Data to process:
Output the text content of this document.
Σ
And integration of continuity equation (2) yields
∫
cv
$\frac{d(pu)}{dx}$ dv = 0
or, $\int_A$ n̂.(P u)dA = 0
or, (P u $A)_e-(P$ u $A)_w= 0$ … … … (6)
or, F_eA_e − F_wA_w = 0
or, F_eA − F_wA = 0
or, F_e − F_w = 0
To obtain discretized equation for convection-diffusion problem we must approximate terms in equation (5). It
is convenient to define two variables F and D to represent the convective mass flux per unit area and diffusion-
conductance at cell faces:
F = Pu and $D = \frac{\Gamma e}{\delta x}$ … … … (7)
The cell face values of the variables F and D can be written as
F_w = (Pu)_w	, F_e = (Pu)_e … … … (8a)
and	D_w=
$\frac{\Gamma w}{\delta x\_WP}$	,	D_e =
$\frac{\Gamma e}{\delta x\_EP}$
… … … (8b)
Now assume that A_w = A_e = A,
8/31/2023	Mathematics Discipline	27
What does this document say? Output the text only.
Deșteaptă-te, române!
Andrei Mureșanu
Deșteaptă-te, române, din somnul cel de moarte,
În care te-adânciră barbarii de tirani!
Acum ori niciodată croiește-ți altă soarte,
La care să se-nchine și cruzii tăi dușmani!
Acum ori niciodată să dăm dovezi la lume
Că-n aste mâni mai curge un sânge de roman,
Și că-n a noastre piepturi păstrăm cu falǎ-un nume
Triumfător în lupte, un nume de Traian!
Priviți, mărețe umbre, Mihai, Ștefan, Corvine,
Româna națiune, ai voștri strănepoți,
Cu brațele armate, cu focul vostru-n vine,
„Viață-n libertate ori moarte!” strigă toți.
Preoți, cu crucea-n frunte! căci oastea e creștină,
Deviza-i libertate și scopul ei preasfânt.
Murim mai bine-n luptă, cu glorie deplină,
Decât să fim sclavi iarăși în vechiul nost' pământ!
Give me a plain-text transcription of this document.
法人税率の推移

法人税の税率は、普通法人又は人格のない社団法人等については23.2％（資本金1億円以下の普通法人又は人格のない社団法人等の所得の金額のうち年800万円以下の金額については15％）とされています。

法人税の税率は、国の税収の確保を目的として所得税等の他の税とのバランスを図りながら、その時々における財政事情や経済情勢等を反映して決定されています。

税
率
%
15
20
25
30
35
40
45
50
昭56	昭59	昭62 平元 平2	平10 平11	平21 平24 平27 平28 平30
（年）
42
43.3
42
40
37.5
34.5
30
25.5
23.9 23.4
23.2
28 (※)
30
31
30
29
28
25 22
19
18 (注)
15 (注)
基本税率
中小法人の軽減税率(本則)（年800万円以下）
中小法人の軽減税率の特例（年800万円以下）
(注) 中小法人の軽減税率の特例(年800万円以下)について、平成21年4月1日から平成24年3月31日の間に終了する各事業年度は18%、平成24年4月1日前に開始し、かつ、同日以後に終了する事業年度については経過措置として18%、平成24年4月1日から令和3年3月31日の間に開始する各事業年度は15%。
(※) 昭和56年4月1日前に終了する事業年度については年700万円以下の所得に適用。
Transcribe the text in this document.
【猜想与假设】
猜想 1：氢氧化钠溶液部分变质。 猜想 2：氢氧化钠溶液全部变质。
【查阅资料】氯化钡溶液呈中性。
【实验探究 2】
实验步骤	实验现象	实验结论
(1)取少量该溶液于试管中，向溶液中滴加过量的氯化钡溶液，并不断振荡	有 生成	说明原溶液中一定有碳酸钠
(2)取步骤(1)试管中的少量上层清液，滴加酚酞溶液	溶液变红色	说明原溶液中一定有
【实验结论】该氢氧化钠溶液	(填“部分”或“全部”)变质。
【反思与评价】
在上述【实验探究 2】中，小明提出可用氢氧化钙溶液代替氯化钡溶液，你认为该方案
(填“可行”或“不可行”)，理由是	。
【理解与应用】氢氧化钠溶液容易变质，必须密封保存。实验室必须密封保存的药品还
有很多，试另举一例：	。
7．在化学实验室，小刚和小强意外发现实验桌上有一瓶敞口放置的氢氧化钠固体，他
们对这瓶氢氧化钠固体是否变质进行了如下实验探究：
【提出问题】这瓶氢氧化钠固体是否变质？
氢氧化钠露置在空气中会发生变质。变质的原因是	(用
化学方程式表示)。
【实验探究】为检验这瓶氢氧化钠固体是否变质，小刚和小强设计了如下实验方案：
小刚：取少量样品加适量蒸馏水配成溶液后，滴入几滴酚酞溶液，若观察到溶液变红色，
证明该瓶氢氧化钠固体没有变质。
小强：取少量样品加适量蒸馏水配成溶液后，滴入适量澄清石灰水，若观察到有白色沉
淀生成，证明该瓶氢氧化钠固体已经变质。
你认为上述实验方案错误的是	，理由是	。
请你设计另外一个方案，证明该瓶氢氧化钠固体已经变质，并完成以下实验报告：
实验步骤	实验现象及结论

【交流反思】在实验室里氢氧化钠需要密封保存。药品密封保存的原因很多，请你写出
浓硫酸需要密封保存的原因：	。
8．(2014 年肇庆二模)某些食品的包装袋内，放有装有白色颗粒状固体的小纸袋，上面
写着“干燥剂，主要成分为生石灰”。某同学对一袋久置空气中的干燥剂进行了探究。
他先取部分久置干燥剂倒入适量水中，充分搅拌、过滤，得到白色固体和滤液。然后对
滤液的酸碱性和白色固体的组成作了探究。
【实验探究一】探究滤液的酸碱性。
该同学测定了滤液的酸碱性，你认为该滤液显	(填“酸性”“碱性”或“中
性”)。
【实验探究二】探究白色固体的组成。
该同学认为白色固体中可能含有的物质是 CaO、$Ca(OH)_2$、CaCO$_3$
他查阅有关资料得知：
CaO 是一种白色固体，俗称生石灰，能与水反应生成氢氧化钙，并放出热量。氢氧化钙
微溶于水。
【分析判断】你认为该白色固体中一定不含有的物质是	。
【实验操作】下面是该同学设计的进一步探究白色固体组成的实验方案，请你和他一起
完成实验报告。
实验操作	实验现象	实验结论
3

What the task requires:
Lines containing the string "实验操作" are to be selected and copied.

Expected output:
【实验操作】下面是该同学设计的进一步探究白色固体组成的实验方案，请你和他一起
实验操作	实验现象	实验结论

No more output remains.